Find the lines holding the word "Chapter" and collect them.

═══ Dataset records ═══

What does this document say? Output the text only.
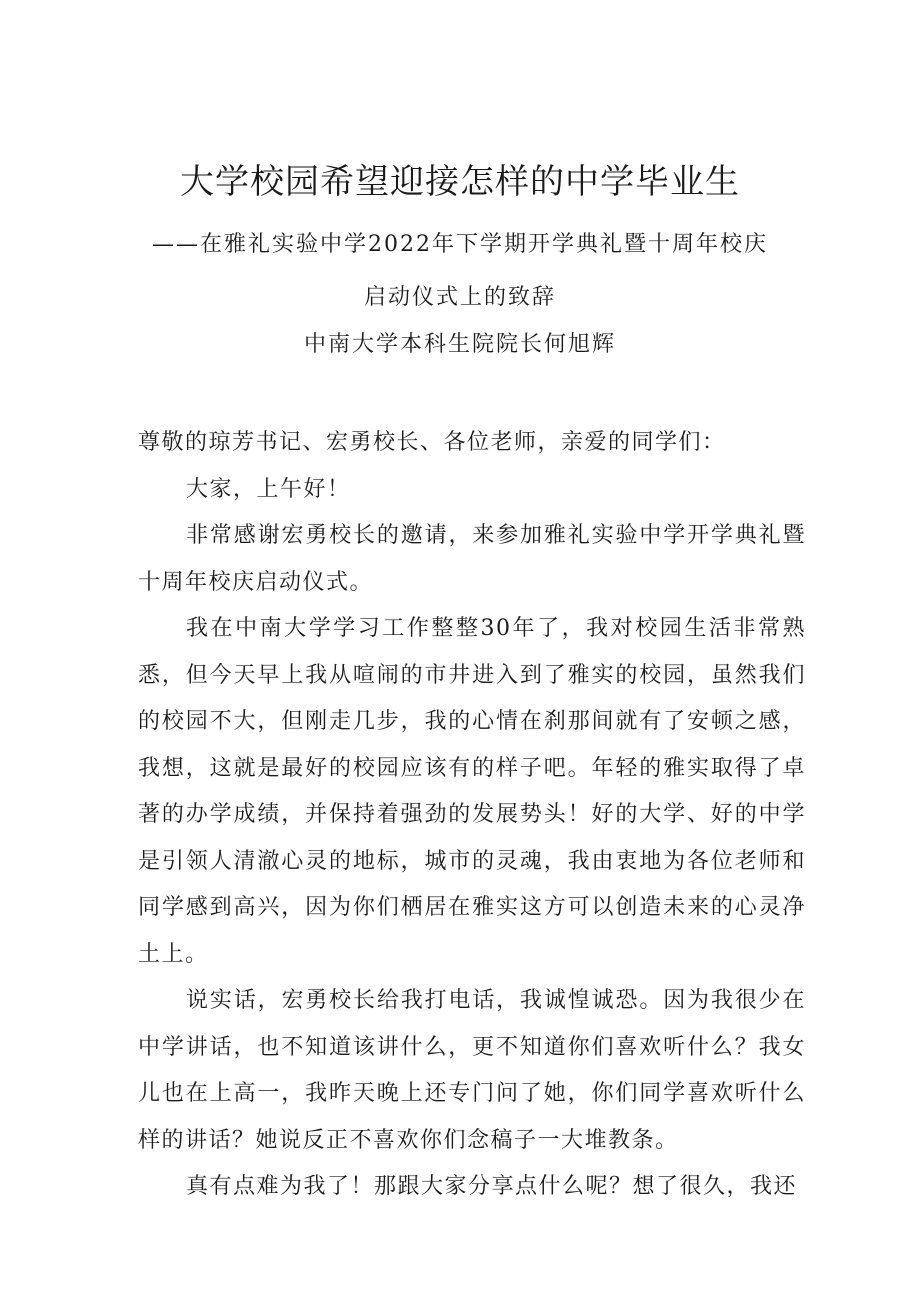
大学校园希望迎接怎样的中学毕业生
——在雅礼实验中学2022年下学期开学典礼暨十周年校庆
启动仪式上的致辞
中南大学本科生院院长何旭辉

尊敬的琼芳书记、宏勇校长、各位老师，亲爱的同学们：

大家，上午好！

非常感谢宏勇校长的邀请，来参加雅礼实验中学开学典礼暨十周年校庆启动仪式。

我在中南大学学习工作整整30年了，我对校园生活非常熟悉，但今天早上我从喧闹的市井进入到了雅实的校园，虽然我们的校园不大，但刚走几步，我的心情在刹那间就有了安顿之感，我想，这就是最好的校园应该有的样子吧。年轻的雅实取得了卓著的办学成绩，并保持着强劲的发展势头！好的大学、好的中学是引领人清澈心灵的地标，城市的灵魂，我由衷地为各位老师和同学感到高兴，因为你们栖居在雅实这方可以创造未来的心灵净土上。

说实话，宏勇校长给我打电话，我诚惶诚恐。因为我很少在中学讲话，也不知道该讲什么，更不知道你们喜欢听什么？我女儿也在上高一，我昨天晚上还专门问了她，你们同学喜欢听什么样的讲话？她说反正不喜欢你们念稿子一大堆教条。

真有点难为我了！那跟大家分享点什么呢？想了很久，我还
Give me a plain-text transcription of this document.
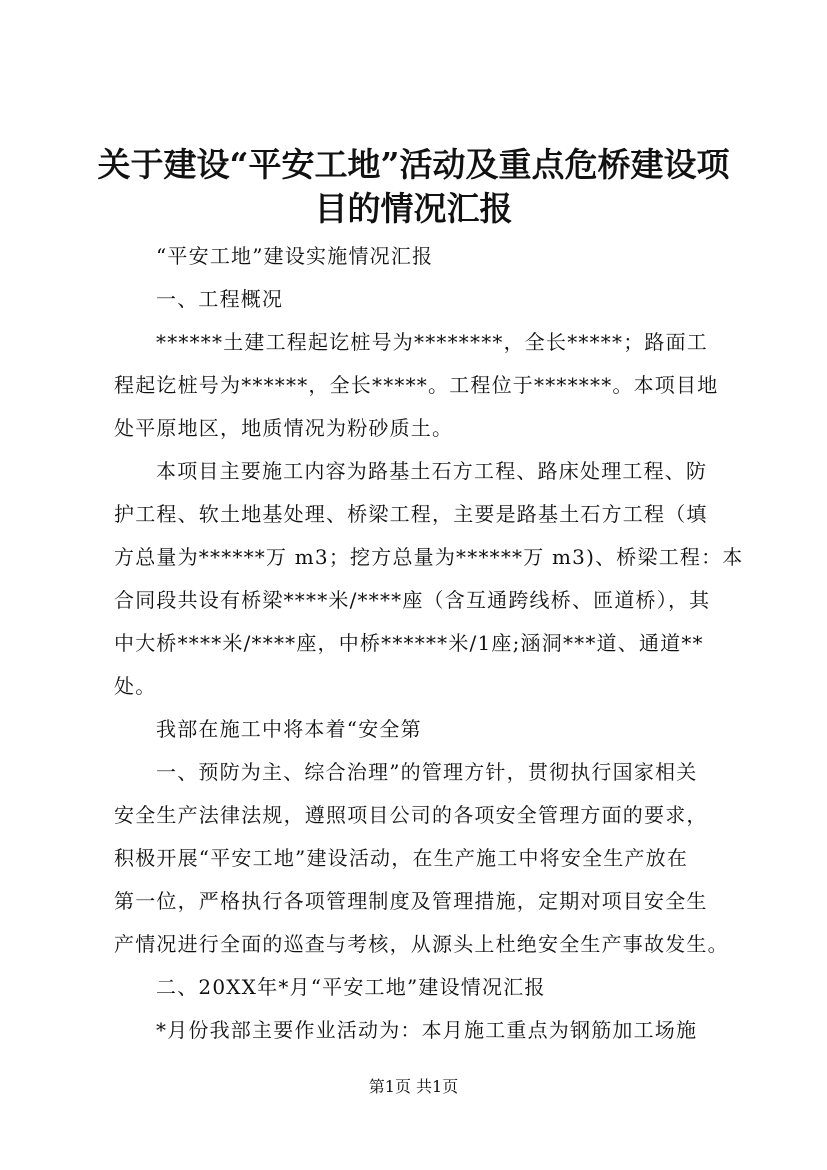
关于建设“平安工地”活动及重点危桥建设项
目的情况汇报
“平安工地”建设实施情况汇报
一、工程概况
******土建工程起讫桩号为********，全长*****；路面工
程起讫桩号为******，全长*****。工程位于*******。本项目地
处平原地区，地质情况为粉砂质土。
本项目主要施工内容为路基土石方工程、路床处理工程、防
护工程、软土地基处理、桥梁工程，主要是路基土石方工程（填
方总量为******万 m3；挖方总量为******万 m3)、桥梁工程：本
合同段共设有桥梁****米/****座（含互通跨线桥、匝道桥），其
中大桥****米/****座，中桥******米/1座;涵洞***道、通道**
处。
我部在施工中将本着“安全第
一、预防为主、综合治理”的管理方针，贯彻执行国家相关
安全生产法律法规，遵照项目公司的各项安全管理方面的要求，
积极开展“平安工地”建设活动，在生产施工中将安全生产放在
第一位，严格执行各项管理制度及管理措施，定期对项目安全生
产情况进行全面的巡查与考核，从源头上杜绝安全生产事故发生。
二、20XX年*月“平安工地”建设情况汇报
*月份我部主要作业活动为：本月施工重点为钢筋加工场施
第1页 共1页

═══
═══ Dataset records ═══

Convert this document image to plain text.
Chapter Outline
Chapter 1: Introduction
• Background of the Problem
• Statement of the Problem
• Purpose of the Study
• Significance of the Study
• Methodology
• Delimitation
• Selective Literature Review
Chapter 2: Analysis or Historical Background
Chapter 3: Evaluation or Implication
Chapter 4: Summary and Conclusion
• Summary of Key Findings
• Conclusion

═══

Answer to the exercise:
Chapter Outline
Chapter 1: Introduction
Chapter 2: Analysis or Historical Background
Chapter 3: Evaluation or Implication
Chapter 4: Summary and Conclusion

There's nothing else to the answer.